_WHAT THE EXERCISE ASKS_
Keep only those lines of the records that include the string "Избранное".

Collected data entries:
● ● ● ●
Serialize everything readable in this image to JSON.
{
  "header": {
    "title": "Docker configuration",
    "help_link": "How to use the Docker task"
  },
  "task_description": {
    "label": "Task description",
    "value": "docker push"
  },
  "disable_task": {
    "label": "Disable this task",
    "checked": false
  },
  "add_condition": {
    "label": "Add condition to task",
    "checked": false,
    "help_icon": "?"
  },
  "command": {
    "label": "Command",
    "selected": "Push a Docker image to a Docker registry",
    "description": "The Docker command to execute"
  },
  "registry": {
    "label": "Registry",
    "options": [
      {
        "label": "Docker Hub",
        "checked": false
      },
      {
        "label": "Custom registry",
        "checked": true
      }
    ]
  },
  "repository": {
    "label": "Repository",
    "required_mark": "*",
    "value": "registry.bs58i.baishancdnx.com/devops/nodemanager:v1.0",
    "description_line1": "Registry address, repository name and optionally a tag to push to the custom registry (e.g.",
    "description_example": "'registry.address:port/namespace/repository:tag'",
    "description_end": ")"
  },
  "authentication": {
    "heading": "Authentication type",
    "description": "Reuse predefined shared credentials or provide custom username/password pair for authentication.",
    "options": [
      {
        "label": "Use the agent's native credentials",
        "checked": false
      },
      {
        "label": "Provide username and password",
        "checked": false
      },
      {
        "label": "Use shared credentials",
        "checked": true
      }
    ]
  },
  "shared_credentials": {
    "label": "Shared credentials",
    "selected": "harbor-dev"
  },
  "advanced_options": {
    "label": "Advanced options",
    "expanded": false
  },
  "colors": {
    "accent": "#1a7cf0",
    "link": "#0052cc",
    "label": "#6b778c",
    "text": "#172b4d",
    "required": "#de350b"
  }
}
● ● ● ●
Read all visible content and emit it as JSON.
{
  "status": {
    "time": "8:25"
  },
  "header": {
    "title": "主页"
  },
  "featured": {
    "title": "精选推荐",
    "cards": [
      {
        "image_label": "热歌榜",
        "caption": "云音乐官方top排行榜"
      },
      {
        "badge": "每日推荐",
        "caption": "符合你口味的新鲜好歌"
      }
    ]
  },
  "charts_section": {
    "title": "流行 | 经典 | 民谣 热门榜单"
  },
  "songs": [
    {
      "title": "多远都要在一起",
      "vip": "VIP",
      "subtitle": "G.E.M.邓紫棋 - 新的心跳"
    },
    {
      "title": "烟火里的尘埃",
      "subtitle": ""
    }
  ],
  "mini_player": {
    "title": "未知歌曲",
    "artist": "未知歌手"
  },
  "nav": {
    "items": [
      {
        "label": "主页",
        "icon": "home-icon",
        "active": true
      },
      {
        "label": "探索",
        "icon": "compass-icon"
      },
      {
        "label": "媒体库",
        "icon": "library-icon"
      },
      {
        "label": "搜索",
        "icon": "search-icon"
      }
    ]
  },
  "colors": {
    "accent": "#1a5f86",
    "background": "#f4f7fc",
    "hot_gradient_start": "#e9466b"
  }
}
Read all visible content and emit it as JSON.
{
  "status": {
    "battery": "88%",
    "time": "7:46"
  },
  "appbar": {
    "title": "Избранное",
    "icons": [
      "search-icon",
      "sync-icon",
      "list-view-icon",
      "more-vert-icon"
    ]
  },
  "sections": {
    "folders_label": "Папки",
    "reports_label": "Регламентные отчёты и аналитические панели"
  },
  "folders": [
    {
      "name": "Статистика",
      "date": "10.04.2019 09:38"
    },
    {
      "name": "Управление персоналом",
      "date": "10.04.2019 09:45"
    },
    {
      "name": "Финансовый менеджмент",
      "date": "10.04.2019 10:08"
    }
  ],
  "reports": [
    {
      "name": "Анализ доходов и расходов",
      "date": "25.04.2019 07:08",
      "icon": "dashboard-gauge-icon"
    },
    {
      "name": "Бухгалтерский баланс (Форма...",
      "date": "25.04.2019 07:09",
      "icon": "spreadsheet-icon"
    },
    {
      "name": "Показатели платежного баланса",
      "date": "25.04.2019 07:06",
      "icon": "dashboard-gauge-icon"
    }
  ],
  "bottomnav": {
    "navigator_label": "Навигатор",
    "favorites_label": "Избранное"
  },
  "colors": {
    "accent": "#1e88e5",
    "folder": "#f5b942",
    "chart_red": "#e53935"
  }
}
● ● ● ●
_ANSWER TO THIS TASK_
    "title": "Избранное",
    "favorites_label": "Избранное"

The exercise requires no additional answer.